_WHAT TO PRODUCE_
Go through the material and write it all out exactly, minus the pictures.

_DATA FOR THIS TASK_
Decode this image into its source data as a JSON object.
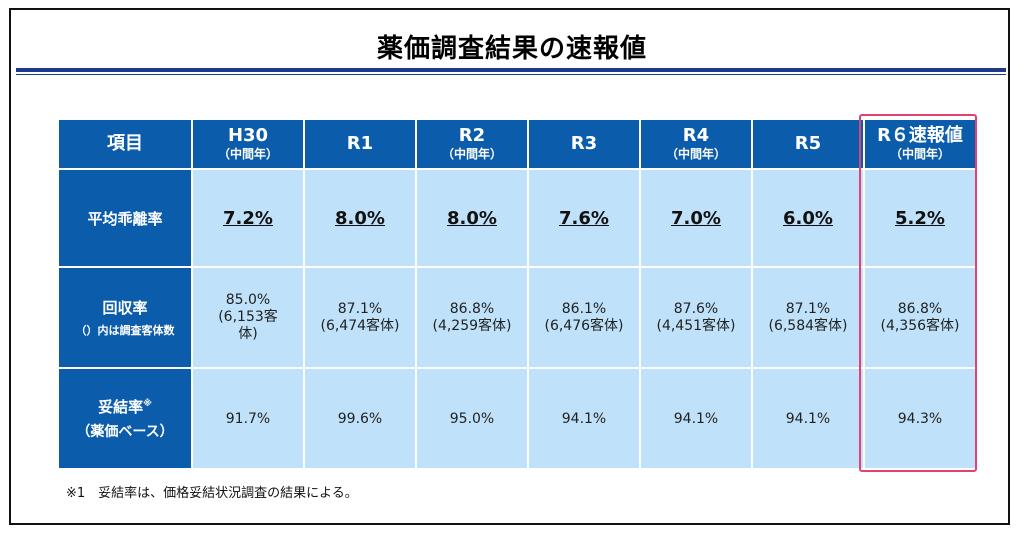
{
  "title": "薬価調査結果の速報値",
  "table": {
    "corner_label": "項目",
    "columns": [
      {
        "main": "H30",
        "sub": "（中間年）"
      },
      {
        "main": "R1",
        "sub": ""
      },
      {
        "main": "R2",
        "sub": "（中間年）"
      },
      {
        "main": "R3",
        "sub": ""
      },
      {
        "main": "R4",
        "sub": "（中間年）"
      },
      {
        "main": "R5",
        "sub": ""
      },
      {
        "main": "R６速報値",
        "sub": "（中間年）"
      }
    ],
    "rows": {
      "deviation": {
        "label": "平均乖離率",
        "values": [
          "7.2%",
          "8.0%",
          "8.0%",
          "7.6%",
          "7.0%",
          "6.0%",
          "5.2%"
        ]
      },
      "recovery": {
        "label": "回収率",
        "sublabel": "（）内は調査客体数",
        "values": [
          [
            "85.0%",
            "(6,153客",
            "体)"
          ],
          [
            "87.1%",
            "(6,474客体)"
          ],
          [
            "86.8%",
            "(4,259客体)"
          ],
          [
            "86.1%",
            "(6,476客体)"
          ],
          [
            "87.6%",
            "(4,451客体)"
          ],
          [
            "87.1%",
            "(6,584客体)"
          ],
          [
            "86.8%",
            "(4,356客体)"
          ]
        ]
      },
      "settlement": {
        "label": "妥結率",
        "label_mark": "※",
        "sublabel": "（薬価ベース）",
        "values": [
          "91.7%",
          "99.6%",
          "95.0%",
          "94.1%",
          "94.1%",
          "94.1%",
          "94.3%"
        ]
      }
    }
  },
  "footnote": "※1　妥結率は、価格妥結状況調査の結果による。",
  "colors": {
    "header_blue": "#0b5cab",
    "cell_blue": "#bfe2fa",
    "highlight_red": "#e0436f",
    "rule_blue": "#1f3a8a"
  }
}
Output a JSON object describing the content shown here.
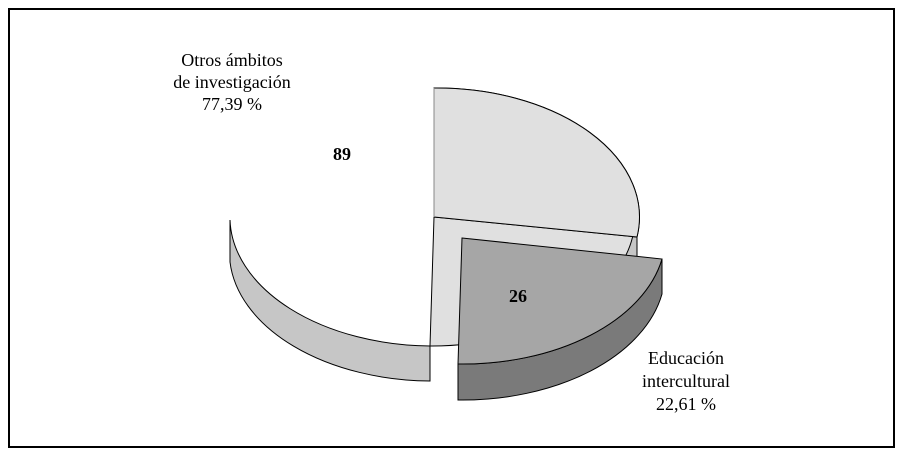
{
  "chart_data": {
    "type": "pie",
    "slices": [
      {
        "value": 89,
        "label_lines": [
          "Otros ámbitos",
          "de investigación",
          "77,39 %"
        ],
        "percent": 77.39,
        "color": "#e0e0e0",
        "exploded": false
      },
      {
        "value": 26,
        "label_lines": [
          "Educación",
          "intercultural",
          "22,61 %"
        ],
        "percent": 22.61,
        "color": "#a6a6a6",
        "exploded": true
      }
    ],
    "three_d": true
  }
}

_CORRECT RESPONSE_
Decode this image into its source data as a JSON object.
{
  "title": "薬価調査結果の速報値",
  "table": {
    "corner_label": "項目",
    "columns": [
      {
        "main": "H30",
        "sub": "（中間年）"
      },
      {
        "main": "R1",
        "sub": ""
      },
      {
        "main": "R2",
        "sub": "（中間年）"
      },
      {
        "main": "R3",
        "sub": ""
      },
      {
        "main": "R4",
        "sub": "（中間年）"
      },
      {
        "main": "R5",
        "sub": ""
      },
      {
        "main": "R６速報値",
        "sub": "（中間年）"
      }
    ],
    "rows": {
      "deviation": {
        "label": "平均乖離率",
        "values": [
          "7.2%",
          "8.0%",
          "8.0%",
          "7.6%",
          "7.0%",
          "6.0%",
          "5.2%"
        ]
      },
      "recovery": {
        "label": "回収率",
        "sublabel": "（）内は調査客体数",
        "values": [
          [
            "85.0%",
            "(6,153客",
            "体)"
          ],
          [
            "87.1%",
            "(6,474客体)"
          ],
          [
            "86.8%",
            "(4,259客体)"
          ],
          [
            "86.1%",
            "(6,476客体)"
          ],
          [
            "87.6%",
            "(4,451客体)"
          ],
          [
            "87.1%",
            "(6,584客体)"
          ],
          [
            "86.8%",
            "(4,356客体)"
          ]
        ]
      },
      "settlement": {
        "label": "妥結率",
        "label_mark": "※",
        "sublabel": "（薬価ベース）",
        "values": [
          "91.7%",
          "99.6%",
          "95.0%",
          "94.1%",
          "94.1%",
          "94.1%",
          "94.3%"
        ]
      }
    }
  },
  "footnote": "※1　妥結率は、価格妥結状況調査の結果による。",
  "colors": {
    "header_blue": "#0b5cab",
    "cell_blue": "#bfe2fa",
    "highlight_red": "#e0436f",
    "rule_blue": "#1f3a8a"
  }
}
Output a JSON object describing the content shown here.
{
  "chart_data": {
    "type": "pie",
    "slices": [
      {
        "value": 89,
        "label_lines": [
          "Otros ámbitos",
          "de investigación",
          "77,39 %"
        ],
        "percent": 77.39,
        "color": "#e0e0e0",
        "exploded": false
      },
      {
        "value": 26,
        "label_lines": [
          "Educación",
          "intercultural",
          "22,61 %"
        ],
        "percent": 22.61,
        "color": "#a6a6a6",
        "exploded": true
      }
    ],
    "three_d": true
  }
}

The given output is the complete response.